— Exercise brief —
Could you repeat the records below exactly, leaving out any pictures?
[START]
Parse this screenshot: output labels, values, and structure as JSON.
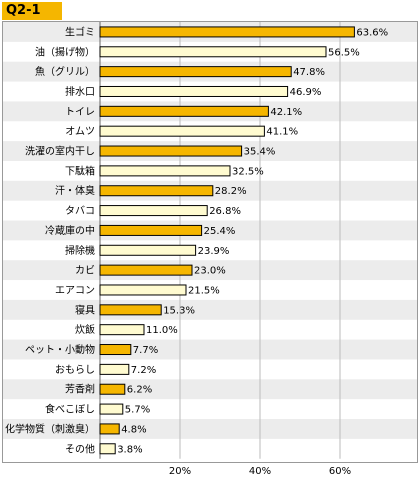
{
  "header": {
    "question_label": "Q2-1"
  },
  "colors": {
    "highlight_bar": "#f5b600",
    "plain_bar": "#fffbd0",
    "stripe": "#ececec",
    "header_bg": "#f5b600"
  },
  "chart_data": {
    "type": "bar",
    "orientation": "horizontal",
    "categories": [
      "生ゴミ",
      "油（揚げ物）",
      "魚（グリル）",
      "排水口",
      "トイレ",
      "オムツ",
      "洗濯の室内干し",
      "下駄箱",
      "汗・体臭",
      "タバコ",
      "冷蔵庫の中",
      "掃除機",
      "カビ",
      "エアコン",
      "寝具",
      "炊飯",
      "ペット・小動物",
      "おもらし",
      "芳香剤",
      "食べこぼし",
      "化学物質（刺激臭）",
      "その他"
    ],
    "values": [
      63.6,
      56.5,
      47.8,
      46.9,
      42.1,
      41.1,
      35.4,
      32.5,
      28.2,
      26.8,
      25.4,
      23.9,
      23.0,
      21.5,
      15.3,
      11.0,
      7.7,
      7.2,
      6.2,
      5.7,
      4.8,
      3.8
    ],
    "value_labels": [
      "63.6%",
      "56.5%",
      "47.8%",
      "46.9%",
      "42.1%",
      "41.1%",
      "35.4%",
      "32.5%",
      "28.2%",
      "26.8%",
      "25.4%",
      "23.9%",
      "23.0%",
      "21.5%",
      "15.3%",
      "11.0%",
      "7.7%",
      "7.2%",
      "6.2%",
      "5.7%",
      "4.8%",
      "3.8%"
    ],
    "highlighted": [
      true,
      false,
      true,
      false,
      true,
      false,
      true,
      false,
      true,
      false,
      true,
      false,
      true,
      false,
      true,
      false,
      true,
      false,
      true,
      false,
      true,
      false
    ],
    "xlim": [
      0,
      75
    ],
    "x_ticks": [
      20,
      40,
      60
    ],
    "x_tick_labels": [
      "20%",
      "40%",
      "60%"
    ],
    "grid": true
  }
}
[END]
— Result for this exercise —
Parse this screenshot: output labels, values, and structure as JSON.
{
  "header": {
    "question_label": "Q2-1"
  },
  "colors": {
    "highlight_bar": "#f5b600",
    "plain_bar": "#fffbd0",
    "stripe": "#ececec",
    "header_bg": "#f5b600"
  },
  "chart_data": {
    "type": "bar",
    "orientation": "horizontal",
    "categories": [
      "生ゴミ",
      "油（揚げ物）",
      "魚（グリル）",
      "排水口",
      "トイレ",
      "オムツ",
      "洗濯の室内干し",
      "下駄箱",
      "汗・体臭",
      "タバコ",
      "冷蔵庫の中",
      "掃除機",
      "カビ",
      "エアコン",
      "寝具",
      "炊飯",
      "ペット・小動物",
      "おもらし",
      "芳香剤",
      "食べこぼし",
      "化学物質（刺激臭）",
      "その他"
    ],
    "values": [
      63.6,
      56.5,
      47.8,
      46.9,
      42.1,
      41.1,
      35.4,
      32.5,
      28.2,
      26.8,
      25.4,
      23.9,
      23.0,
      21.5,
      15.3,
      11.0,
      7.7,
      7.2,
      6.2,
      5.7,
      4.8,
      3.8
    ],
    "value_labels": [
      "63.6%",
      "56.5%",
      "47.8%",
      "46.9%",
      "42.1%",
      "41.1%",
      "35.4%",
      "32.5%",
      "28.2%",
      "26.8%",
      "25.4%",
      "23.9%",
      "23.0%",
      "21.5%",
      "15.3%",
      "11.0%",
      "7.7%",
      "7.2%",
      "6.2%",
      "5.7%",
      "4.8%",
      "3.8%"
    ],
    "highlighted": [
      true,
      false,
      true,
      false,
      true,
      false,
      true,
      false,
      true,
      false,
      true,
      false,
      true,
      false,
      true,
      false,
      true,
      false,
      true,
      false,
      true,
      false
    ],
    "xlim": [
      0,
      75
    ],
    "x_ticks": [
      20,
      40,
      60
    ],
    "x_tick_labels": [
      "20%",
      "40%",
      "60%"
    ],
    "grid": true
  }
}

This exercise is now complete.